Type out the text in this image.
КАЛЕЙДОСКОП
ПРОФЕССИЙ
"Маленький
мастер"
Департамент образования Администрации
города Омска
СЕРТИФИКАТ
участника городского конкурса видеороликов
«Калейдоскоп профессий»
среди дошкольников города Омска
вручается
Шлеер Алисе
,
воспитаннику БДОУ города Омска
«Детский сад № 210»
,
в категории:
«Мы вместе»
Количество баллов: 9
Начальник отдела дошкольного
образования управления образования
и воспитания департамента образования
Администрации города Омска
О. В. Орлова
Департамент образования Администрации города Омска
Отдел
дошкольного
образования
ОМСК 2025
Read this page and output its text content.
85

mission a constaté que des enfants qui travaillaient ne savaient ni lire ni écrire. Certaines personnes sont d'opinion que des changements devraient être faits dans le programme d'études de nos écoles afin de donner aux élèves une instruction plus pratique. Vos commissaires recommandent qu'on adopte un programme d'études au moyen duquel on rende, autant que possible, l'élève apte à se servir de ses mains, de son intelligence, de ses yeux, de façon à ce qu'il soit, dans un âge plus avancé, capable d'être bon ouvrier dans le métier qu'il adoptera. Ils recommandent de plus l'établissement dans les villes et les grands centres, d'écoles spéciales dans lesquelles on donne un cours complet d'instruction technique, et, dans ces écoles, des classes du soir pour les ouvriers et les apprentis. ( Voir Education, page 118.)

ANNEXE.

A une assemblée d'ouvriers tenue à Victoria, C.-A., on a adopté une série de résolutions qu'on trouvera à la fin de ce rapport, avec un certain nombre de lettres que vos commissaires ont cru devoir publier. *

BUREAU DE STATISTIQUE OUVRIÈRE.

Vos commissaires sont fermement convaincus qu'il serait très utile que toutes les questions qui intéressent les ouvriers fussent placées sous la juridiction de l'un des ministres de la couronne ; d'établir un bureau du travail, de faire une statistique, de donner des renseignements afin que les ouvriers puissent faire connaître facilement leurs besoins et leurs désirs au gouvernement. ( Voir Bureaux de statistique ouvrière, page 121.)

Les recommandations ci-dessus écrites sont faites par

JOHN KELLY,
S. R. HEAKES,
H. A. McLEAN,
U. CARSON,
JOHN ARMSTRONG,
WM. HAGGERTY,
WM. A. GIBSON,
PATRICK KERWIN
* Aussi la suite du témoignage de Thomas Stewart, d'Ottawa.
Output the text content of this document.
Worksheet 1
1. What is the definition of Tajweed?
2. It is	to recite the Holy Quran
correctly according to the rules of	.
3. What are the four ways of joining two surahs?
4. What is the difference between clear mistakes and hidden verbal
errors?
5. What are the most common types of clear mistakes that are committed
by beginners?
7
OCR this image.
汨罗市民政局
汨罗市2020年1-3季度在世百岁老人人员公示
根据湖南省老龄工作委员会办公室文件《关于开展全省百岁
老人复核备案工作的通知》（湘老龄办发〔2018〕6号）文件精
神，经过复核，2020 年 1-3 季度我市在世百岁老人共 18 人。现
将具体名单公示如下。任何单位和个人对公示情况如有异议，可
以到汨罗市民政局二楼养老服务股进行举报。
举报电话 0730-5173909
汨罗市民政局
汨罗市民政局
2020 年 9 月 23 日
┄┄┄┄┄┄
The request: From the entries above, extract each line containing "mistakes".

Full response:
4. What is the difference between clear mistakes and hidden verbal
5. What are the most common types of clear mistakes that are committed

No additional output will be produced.